MATERIAL FOR THE TASK:
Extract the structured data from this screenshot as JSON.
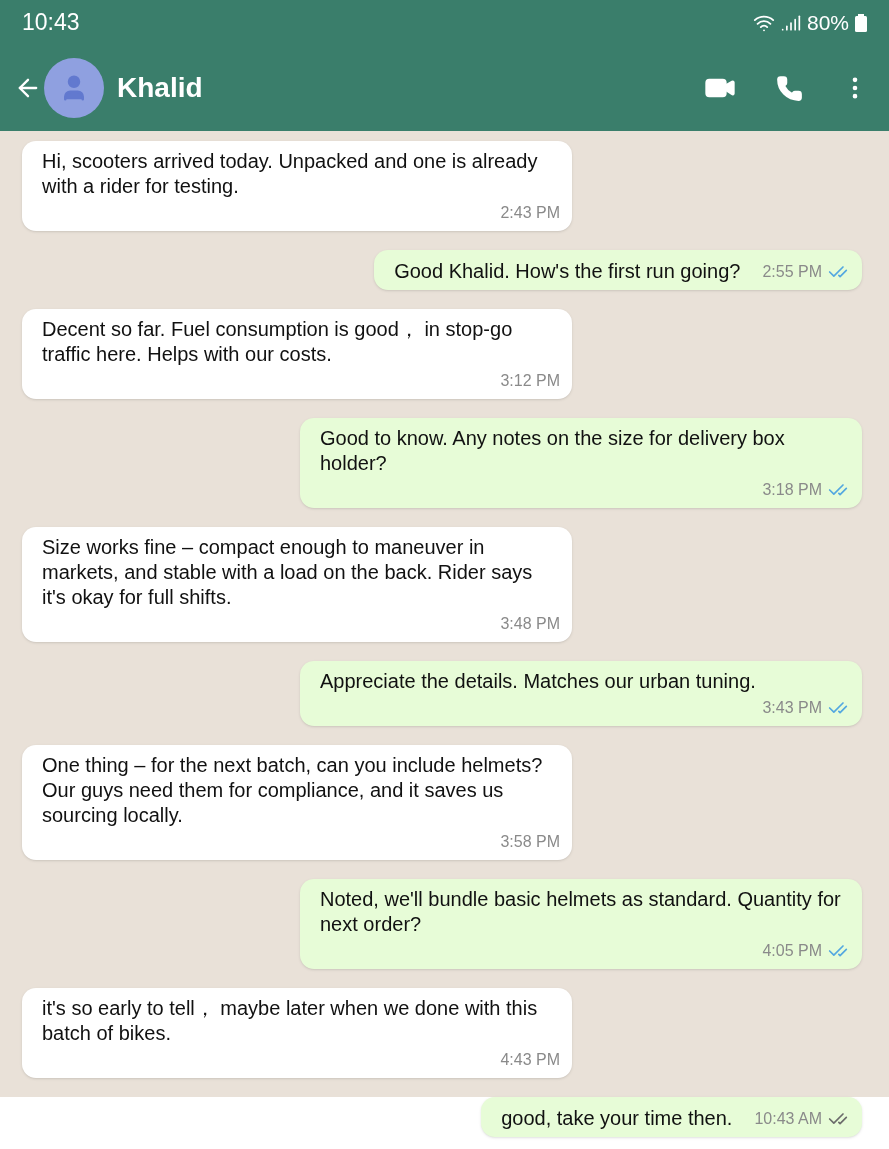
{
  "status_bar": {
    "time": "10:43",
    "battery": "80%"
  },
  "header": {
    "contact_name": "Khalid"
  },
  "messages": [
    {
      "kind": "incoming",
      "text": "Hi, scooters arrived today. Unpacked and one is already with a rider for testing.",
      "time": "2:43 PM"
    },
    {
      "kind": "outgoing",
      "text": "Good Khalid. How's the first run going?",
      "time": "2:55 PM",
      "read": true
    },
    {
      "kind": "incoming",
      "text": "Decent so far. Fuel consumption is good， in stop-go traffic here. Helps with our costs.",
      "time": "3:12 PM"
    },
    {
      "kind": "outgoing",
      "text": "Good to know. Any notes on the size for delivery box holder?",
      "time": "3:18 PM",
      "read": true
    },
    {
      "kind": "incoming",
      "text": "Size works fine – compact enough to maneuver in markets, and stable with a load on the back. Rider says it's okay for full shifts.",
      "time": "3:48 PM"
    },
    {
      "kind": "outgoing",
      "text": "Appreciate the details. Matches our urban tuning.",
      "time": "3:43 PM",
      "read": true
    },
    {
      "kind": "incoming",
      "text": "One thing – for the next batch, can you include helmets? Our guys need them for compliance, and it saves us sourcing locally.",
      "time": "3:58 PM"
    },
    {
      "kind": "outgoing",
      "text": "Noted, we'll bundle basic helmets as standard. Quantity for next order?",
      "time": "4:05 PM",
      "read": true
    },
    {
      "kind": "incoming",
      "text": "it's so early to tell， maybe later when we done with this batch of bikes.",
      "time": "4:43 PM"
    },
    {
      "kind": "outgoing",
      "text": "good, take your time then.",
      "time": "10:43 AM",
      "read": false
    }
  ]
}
* * *
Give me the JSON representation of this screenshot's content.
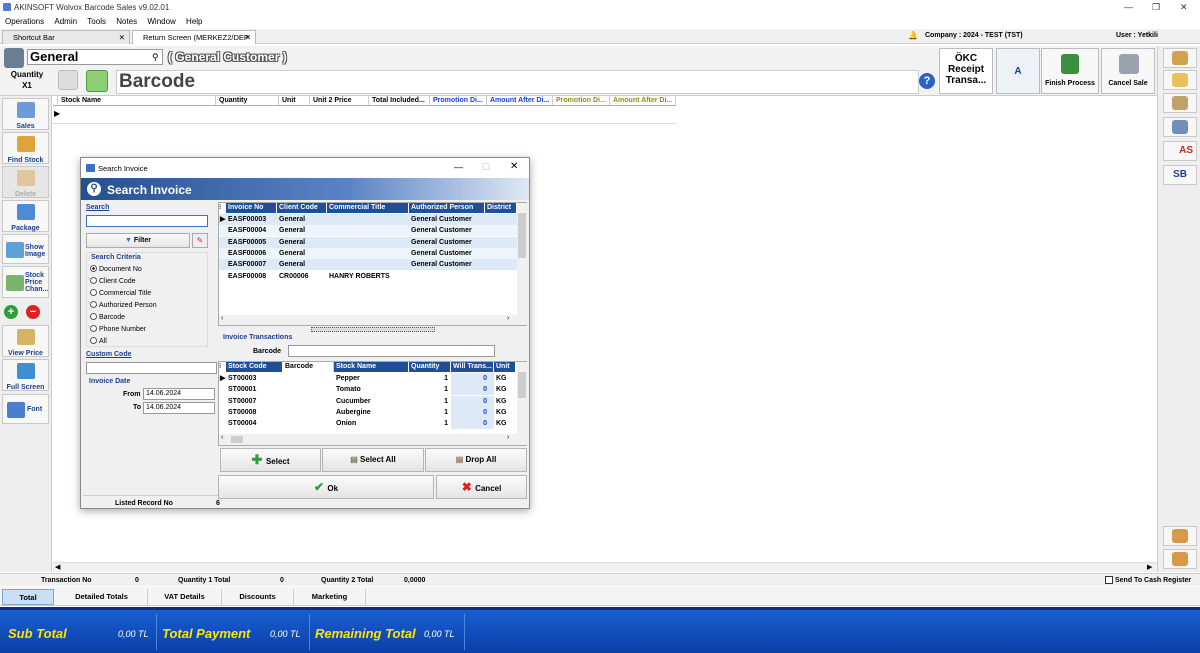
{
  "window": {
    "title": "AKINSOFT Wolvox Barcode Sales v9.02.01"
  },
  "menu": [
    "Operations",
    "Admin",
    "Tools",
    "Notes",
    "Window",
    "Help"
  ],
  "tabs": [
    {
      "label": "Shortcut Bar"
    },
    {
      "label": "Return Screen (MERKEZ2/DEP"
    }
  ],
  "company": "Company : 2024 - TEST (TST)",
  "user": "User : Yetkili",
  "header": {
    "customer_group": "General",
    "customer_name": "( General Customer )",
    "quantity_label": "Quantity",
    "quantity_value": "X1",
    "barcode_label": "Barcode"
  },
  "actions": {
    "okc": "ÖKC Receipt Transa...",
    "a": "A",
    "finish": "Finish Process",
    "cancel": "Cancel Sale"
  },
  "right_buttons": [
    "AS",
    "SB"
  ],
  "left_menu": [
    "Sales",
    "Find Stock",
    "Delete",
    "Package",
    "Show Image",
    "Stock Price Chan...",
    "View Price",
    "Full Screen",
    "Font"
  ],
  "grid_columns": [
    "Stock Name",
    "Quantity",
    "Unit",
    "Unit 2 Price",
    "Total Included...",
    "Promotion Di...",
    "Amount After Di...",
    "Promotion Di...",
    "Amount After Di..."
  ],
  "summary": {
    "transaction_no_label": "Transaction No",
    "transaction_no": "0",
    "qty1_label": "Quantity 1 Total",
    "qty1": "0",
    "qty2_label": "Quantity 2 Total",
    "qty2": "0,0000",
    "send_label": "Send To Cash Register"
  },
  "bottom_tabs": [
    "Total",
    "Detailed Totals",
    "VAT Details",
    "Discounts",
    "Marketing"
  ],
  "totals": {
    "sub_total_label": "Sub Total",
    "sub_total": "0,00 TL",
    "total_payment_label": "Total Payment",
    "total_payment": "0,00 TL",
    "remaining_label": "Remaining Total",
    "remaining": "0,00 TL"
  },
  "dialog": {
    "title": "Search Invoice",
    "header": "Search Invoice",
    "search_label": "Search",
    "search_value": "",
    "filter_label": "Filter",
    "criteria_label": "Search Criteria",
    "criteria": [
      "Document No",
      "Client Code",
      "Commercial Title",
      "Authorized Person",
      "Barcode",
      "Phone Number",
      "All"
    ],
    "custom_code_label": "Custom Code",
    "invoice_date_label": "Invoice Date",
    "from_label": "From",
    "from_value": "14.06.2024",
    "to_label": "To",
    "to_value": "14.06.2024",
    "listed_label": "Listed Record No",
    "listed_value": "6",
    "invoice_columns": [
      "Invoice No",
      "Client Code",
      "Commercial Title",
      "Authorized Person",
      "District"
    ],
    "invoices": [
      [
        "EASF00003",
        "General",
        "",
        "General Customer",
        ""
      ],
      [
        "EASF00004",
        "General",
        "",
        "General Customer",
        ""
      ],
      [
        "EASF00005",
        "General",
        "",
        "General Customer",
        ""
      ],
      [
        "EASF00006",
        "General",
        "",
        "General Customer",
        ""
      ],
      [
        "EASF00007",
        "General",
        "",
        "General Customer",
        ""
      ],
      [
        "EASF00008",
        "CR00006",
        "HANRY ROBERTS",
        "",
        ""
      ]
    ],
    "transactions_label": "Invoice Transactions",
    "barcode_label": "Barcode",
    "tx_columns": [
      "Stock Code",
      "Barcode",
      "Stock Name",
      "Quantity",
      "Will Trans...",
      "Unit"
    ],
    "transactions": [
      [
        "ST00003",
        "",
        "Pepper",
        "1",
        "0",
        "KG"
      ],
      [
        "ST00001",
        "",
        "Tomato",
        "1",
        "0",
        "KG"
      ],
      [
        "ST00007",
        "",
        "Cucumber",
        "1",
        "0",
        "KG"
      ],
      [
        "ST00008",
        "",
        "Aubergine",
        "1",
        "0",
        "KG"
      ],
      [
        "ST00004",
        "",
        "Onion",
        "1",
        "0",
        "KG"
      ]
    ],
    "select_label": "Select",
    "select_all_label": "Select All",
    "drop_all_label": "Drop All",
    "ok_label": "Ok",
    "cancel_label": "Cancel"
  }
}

GIVEN PROBLEM: Copy out each line in the preceding records that contains "this".

TASK OUTPUT:
Extract the structured data from this screenshot as JSON.
      "text": "it's so early to tell， maybe later when we done with this batch of bikes.",
Give me the JSON representation of this screenshot's content.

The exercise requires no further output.